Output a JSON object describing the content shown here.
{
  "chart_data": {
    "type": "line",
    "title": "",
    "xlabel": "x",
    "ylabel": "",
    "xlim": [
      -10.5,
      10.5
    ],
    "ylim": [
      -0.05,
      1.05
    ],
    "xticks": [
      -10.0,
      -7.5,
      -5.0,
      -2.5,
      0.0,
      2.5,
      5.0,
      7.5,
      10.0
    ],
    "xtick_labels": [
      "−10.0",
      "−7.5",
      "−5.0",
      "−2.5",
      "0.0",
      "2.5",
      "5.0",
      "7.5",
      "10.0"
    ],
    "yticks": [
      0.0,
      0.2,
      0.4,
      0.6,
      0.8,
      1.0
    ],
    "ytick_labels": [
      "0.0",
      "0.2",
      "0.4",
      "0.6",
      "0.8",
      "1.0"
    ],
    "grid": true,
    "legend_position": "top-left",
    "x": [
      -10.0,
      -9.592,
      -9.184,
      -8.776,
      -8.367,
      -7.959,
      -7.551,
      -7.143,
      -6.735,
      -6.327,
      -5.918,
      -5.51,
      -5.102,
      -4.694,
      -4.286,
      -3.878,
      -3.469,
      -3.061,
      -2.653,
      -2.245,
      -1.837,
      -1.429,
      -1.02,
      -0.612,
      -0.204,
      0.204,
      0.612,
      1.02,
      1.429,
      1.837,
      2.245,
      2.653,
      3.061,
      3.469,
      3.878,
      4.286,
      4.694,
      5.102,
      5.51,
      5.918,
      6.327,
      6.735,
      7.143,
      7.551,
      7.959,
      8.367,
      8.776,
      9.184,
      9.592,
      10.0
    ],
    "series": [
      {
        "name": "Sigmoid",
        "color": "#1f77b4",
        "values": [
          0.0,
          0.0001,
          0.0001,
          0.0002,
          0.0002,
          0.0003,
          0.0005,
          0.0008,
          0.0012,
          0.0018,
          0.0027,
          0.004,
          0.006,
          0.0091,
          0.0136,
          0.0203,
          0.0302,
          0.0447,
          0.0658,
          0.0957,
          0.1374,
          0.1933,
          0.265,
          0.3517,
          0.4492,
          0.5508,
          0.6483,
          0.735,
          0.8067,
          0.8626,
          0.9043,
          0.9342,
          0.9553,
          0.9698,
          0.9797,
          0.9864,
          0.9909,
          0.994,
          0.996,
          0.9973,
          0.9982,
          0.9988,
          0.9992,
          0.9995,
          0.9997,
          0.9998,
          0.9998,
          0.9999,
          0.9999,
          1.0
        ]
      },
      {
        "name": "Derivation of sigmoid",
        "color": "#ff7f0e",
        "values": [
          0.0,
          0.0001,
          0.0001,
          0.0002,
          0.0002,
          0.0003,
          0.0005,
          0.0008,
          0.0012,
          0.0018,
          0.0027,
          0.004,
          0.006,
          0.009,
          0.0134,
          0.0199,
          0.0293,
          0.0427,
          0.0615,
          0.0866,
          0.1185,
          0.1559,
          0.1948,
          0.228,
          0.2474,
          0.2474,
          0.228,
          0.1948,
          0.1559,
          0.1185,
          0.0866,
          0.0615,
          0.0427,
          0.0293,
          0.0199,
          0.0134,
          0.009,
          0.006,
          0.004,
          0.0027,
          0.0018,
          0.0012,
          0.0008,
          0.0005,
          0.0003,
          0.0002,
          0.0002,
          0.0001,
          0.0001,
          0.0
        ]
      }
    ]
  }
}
---
Task details
Please repeat the listing exactly, with nothing left out.

Task response
Output a JSON object describing the content shown here.
{
  "chart_data": {
    "type": "line",
    "title": "",
    "xlabel": "x",
    "ylabel": "",
    "xlim": [
      -10.5,
      10.5
    ],
    "ylim": [
      -0.05,
      1.05
    ],
    "xticks": [
      -10.0,
      -7.5,
      -5.0,
      -2.5,
      0.0,
      2.5,
      5.0,
      7.5,
      10.0
    ],
    "xtick_labels": [
      "−10.0",
      "−7.5",
      "−5.0",
      "−2.5",
      "0.0",
      "2.5",
      "5.0",
      "7.5",
      "10.0"
    ],
    "yticks": [
      0.0,
      0.2,
      0.4,
      0.6,
      0.8,
      1.0
    ],
    "ytick_labels": [
      "0.0",
      "0.2",
      "0.4",
      "0.6",
      "0.8",
      "1.0"
    ],
    "grid": true,
    "legend_position": "top-left",
    "x": [
      -10.0,
      -9.592,
      -9.184,
      -8.776,
      -8.367,
      -7.959,
      -7.551,
      -7.143,
      -6.735,
      -6.327,
      -5.918,
      -5.51,
      -5.102,
      -4.694,
      -4.286,
      -3.878,
      -3.469,
      -3.061,
      -2.653,
      -2.245,
      -1.837,
      -1.429,
      -1.02,
      -0.612,
      -0.204,
      0.204,
      0.612,
      1.02,
      1.429,
      1.837,
      2.245,
      2.653,
      3.061,
      3.469,
      3.878,
      4.286,
      4.694,
      5.102,
      5.51,
      5.918,
      6.327,
      6.735,
      7.143,
      7.551,
      7.959,
      8.367,
      8.776,
      9.184,
      9.592,
      10.0
    ],
    "series": [
      {
        "name": "Sigmoid",
        "color": "#1f77b4",
        "values": [
          0.0,
          0.0001,
          0.0001,
          0.0002,
          0.0002,
          0.0003,
          0.0005,
          0.0008,
          0.0012,
          0.0018,
          0.0027,
          0.004,
          0.006,
          0.0091,
          0.0136,
          0.0203,
          0.0302,
          0.0447,
          0.0658,
          0.0957,
          0.1374,
          0.1933,
          0.265,
          0.3517,
          0.4492,
          0.5508,
          0.6483,
          0.735,
          0.8067,
          0.8626,
          0.9043,
          0.9342,
          0.9553,
          0.9698,
          0.9797,
          0.9864,
          0.9909,
          0.994,
          0.996,
          0.9973,
          0.9982,
          0.9988,
          0.9992,
          0.9995,
          0.9997,
          0.9998,
          0.9998,
          0.9999,
          0.9999,
          1.0
        ]
      },
      {
        "name": "Derivation of sigmoid",
        "color": "#ff7f0e",
        "values": [
          0.0,
          0.0001,
          0.0001,
          0.0002,
          0.0002,
          0.0003,
          0.0005,
          0.0008,
          0.0012,
          0.0018,
          0.0027,
          0.004,
          0.006,
          0.009,
          0.0134,
          0.0199,
          0.0293,
          0.0427,
          0.0615,
          0.0866,
          0.1185,
          0.1559,
          0.1948,
          0.228,
          0.2474,
          0.2474,
          0.228,
          0.1948,
          0.1559,
          0.1185,
          0.0866,
          0.0615,
          0.0427,
          0.0293,
          0.0199,
          0.0134,
          0.009,
          0.006,
          0.004,
          0.0027,
          0.0018,
          0.0012,
          0.0008,
          0.0005,
          0.0003,
          0.0002,
          0.0002,
          0.0001,
          0.0001,
          0.0
        ]
      }
    ]
  }
}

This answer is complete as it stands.